*Goal of the exercise:* Rewrite the material from its first line up to and including the line with "t3-objective-value: 网络工程师 —", replacing "avatar" with "profile-photo" and leaving everything else the same.

== Data for the task

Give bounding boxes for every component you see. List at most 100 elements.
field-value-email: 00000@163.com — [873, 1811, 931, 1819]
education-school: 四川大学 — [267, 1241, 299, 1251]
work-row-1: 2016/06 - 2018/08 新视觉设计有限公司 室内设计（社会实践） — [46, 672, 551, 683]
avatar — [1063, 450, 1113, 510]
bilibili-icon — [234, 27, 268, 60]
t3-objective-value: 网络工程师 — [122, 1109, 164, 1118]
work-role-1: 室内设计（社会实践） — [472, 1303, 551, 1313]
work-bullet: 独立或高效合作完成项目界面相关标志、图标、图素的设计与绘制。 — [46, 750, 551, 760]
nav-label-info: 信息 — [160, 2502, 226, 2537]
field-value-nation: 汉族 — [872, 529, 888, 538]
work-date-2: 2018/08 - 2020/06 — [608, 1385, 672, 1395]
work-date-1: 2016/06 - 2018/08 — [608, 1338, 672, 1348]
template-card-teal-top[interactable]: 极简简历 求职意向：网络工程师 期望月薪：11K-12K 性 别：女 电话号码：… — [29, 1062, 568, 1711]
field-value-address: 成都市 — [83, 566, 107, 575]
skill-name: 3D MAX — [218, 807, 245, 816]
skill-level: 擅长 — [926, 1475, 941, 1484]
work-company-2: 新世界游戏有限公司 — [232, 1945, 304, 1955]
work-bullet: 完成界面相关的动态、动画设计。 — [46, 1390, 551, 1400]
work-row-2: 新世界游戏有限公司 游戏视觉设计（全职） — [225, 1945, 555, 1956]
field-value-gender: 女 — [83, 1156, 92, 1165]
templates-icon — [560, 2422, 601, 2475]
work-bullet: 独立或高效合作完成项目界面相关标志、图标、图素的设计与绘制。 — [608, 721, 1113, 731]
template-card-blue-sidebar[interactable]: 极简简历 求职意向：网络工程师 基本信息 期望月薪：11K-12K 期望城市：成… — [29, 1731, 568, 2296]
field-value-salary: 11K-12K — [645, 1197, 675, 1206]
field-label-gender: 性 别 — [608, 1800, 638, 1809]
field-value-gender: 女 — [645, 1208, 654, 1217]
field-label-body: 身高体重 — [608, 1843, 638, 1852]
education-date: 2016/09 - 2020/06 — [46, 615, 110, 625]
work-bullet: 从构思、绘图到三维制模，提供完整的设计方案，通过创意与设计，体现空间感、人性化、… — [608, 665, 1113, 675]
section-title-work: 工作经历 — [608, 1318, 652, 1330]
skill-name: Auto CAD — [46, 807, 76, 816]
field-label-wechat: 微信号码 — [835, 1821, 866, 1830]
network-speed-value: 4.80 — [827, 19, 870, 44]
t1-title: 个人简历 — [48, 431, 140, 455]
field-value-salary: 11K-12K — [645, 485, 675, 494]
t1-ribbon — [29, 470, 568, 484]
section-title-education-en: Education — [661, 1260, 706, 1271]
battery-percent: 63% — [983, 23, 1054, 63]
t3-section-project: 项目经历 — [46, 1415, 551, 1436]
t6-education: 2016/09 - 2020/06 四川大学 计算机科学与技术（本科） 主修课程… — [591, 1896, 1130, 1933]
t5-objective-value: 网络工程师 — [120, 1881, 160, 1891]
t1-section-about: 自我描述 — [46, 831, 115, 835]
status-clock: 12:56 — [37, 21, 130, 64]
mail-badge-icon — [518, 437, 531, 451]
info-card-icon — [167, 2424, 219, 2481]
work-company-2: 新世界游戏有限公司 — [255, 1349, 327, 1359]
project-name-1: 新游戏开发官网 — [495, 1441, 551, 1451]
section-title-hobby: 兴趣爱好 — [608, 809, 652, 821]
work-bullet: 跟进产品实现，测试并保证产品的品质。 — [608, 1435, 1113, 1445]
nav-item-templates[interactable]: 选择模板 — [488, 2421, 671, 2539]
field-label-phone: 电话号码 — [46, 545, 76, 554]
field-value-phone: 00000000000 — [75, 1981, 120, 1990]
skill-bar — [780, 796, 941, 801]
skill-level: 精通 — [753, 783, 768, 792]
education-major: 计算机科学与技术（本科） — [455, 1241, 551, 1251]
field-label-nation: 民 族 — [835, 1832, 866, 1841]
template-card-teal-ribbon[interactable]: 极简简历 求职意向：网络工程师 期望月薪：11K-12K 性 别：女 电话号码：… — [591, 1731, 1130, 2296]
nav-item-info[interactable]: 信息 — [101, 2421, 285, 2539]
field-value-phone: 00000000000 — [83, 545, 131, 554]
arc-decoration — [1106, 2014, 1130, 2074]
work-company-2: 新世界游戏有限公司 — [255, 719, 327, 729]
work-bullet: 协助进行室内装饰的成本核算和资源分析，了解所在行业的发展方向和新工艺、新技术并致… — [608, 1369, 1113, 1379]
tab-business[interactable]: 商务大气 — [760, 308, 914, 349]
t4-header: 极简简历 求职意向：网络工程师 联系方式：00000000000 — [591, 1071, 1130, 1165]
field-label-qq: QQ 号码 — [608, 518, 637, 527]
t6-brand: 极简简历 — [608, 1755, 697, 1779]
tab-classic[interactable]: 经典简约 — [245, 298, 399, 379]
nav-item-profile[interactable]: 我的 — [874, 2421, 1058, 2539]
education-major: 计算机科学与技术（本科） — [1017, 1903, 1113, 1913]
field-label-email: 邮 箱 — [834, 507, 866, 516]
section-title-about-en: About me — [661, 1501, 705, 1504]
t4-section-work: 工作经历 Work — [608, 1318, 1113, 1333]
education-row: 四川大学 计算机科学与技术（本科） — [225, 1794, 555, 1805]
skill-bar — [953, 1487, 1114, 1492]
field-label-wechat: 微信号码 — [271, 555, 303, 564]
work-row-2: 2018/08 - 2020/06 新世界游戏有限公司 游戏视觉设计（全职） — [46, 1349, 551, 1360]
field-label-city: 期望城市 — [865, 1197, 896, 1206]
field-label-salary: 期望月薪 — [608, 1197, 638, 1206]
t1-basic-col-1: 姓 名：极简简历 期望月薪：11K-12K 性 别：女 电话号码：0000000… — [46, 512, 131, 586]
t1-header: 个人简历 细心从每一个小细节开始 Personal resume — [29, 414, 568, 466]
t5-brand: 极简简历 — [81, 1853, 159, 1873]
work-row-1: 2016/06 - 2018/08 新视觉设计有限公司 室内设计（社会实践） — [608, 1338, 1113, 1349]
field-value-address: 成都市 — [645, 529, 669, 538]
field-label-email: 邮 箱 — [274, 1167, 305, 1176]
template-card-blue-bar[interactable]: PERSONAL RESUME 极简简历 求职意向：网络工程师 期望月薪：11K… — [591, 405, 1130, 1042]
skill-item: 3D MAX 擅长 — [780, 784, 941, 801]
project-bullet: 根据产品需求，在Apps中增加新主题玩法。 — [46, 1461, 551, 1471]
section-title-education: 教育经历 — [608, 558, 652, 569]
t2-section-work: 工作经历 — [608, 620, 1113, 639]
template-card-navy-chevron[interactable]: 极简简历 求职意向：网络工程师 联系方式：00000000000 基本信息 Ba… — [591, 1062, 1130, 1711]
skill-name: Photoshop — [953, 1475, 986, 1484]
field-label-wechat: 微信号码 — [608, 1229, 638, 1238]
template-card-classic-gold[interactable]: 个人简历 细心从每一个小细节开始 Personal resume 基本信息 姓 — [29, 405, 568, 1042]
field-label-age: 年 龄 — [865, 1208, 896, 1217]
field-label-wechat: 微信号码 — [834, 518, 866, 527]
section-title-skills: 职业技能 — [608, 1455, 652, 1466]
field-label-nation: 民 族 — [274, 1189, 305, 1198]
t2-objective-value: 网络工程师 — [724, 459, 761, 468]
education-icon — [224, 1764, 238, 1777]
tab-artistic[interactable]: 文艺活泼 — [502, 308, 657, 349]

====

*Full answer:*
Give bounding boxes for every component you see. List at most 100 elements.
field-value-email: 00000@163.com — [873, 1811, 931, 1819]
education-school: 四川大学 — [267, 1241, 299, 1251]
work-row-1: 2016/06 - 2018/08 新视觉设计有限公司 室内设计（社会实践） — [46, 672, 551, 683]
profile-photo — [1063, 450, 1113, 510]
bilibili-icon — [234, 27, 268, 60]
t3-objective-value: 网络工程师 — [122, 1109, 164, 1118]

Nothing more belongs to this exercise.